-- start of Source material --

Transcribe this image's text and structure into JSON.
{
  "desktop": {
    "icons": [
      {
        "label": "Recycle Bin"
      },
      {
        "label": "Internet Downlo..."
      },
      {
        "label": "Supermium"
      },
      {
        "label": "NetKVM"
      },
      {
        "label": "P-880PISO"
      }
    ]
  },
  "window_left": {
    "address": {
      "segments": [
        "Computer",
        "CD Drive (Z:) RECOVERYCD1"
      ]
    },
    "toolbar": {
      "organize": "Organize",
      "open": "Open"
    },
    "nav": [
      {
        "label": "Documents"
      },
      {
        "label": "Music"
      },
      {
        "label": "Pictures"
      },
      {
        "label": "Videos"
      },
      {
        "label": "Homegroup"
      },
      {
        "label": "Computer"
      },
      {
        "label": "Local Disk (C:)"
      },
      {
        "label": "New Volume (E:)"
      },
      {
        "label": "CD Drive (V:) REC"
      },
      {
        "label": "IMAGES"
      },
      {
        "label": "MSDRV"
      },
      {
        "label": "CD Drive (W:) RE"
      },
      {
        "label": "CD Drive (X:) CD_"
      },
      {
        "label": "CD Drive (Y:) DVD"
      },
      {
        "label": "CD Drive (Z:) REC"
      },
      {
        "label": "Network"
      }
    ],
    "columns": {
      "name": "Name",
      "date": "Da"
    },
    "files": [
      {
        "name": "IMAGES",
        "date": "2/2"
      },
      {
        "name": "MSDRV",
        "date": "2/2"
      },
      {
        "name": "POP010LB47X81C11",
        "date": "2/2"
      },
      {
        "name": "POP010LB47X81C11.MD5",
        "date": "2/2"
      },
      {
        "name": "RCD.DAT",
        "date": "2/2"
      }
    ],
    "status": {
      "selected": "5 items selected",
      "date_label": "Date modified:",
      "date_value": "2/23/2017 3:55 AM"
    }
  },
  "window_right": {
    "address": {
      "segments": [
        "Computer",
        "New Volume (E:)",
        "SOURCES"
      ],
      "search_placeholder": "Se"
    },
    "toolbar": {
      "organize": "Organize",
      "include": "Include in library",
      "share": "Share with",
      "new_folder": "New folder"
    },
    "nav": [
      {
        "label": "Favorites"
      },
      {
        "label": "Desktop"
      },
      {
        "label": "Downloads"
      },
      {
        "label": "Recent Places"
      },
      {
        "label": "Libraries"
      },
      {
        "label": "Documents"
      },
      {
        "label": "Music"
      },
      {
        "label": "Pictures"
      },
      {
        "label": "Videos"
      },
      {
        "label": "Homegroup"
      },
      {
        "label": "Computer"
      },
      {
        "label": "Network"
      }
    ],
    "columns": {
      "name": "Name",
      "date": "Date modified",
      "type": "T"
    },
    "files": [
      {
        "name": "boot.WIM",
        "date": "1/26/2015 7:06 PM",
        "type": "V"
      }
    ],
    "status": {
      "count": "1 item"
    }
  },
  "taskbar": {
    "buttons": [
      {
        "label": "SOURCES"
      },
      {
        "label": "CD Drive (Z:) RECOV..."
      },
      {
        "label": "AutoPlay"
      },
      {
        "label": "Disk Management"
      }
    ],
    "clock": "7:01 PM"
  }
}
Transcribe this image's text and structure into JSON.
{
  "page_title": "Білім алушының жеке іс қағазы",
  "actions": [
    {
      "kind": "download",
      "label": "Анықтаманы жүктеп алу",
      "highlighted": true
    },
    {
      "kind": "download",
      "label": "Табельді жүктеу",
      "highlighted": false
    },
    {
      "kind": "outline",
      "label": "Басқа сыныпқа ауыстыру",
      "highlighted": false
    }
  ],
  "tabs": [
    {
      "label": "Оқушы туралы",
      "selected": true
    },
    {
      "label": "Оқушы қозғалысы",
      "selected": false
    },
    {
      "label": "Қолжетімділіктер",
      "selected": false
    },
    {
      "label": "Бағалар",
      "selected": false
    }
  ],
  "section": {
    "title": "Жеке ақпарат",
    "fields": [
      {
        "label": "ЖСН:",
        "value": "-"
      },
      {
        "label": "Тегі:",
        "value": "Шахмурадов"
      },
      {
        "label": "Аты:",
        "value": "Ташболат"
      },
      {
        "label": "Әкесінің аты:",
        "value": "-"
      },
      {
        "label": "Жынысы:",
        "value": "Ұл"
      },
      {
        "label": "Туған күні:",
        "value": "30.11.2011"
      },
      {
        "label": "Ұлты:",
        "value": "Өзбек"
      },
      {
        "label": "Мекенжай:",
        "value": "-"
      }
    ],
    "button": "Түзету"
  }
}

-- end of Source material --

* [Description of the task]
Copy down the material exactly as written.

* [Worked solution]
Transcribe this image's text and structure into JSON.
{
  "desktop": {
    "icons": [
      {
        "label": "Recycle Bin"
      },
      {
        "label": "Internet Downlo..."
      },
      {
        "label": "Supermium"
      },
      {
        "label": "NetKVM"
      },
      {
        "label": "P-880PISO"
      }
    ]
  },
  "window_left": {
    "address": {
      "segments": [
        "Computer",
        "CD Drive (Z:) RECOVERYCD1"
      ]
    },
    "toolbar": {
      "organize": "Organize",
      "open": "Open"
    },
    "nav": [
      {
        "label": "Documents"
      },
      {
        "label": "Music"
      },
      {
        "label": "Pictures"
      },
      {
        "label": "Videos"
      },
      {
        "label": "Homegroup"
      },
      {
        "label": "Computer"
      },
      {
        "label": "Local Disk (C:)"
      },
      {
        "label": "New Volume (E:)"
      },
      {
        "label": "CD Drive (V:) REC"
      },
      {
        "label": "IMAGES"
      },
      {
        "label": "MSDRV"
      },
      {
        "label": "CD Drive (W:) RE"
      },
      {
        "label": "CD Drive (X:) CD_"
      },
      {
        "label": "CD Drive (Y:) DVD"
      },
      {
        "label": "CD Drive (Z:) REC"
      },
      {
        "label": "Network"
      }
    ],
    "columns": {
      "name": "Name",
      "date": "Da"
    },
    "files": [
      {
        "name": "IMAGES",
        "date": "2/2"
      },
      {
        "name": "MSDRV",
        "date": "2/2"
      },
      {
        "name": "POP010LB47X81C11",
        "date": "2/2"
      },
      {
        "name": "POP010LB47X81C11.MD5",
        "date": "2/2"
      },
      {
        "name": "RCD.DAT",
        "date": "2/2"
      }
    ],
    "status": {
      "selected": "5 items selected",
      "date_label": "Date modified:",
      "date_value": "2/23/2017 3:55 AM"
    }
  },
  "window_right": {
    "address": {
      "segments": [
        "Computer",
        "New Volume (E:)",
        "SOURCES"
      ],
      "search_placeholder": "Se"
    },
    "toolbar": {
      "organize": "Organize",
      "include": "Include in library",
      "share": "Share with",
      "new_folder": "New folder"
    },
    "nav": [
      {
        "label": "Favorites"
      },
      {
        "label": "Desktop"
      },
      {
        "label": "Downloads"
      },
      {
        "label": "Recent Places"
      },
      {
        "label": "Libraries"
      },
      {
        "label": "Documents"
      },
      {
        "label": "Music"
      },
      {
        "label": "Pictures"
      },
      {
        "label": "Videos"
      },
      {
        "label": "Homegroup"
      },
      {
        "label": "Computer"
      },
      {
        "label": "Network"
      }
    ],
    "columns": {
      "name": "Name",
      "date": "Date modified",
      "type": "T"
    },
    "files": [
      {
        "name": "boot.WIM",
        "date": "1/26/2015 7:06 PM",
        "type": "V"
      }
    ],
    "status": {
      "count": "1 item"
    }
  },
  "taskbar": {
    "buttons": [
      {
        "label": "SOURCES"
      },
      {
        "label": "CD Drive (Z:) RECOV..."
      },
      {
        "label": "AutoPlay"
      },
      {
        "label": "Disk Management"
      }
    ],
    "clock": "7:01 PM"
  }
}
Transcribe this image's text and structure into JSON.
{
  "page_title": "Білім алушының жеке іс қағазы",
  "actions": [
    {
      "kind": "download",
      "label": "Анықтаманы жүктеп алу",
      "highlighted": true
    },
    {
      "kind": "download",
      "label": "Табельді жүктеу",
      "highlighted": false
    },
    {
      "kind": "outline",
      "label": "Басқа сыныпқа ауыстыру",
      "highlighted": false
    }
  ],
  "tabs": [
    {
      "label": "Оқушы туралы",
      "selected": true
    },
    {
      "label": "Оқушы қозғалысы",
      "selected": false
    },
    {
      "label": "Қолжетімділіктер",
      "selected": false
    },
    {
      "label": "Бағалар",
      "selected": false
    }
  ],
  "section": {
    "title": "Жеке ақпарат",
    "fields": [
      {
        "label": "ЖСН:",
        "value": "-"
      },
      {
        "label": "Тегі:",
        "value": "Шахмурадов"
      },
      {
        "label": "Аты:",
        "value": "Ташболат"
      },
      {
        "label": "Әкесінің аты:",
        "value": "-"
      },
      {
        "label": "Жынысы:",
        "value": "Ұл"
      },
      {
        "label": "Туған күні:",
        "value": "30.11.2011"
      },
      {
        "label": "Ұлты:",
        "value": "Өзбек"
      },
      {
        "label": "Мекенжай:",
        "value": "-"
      }
    ],
    "button": "Түзету"
  }
}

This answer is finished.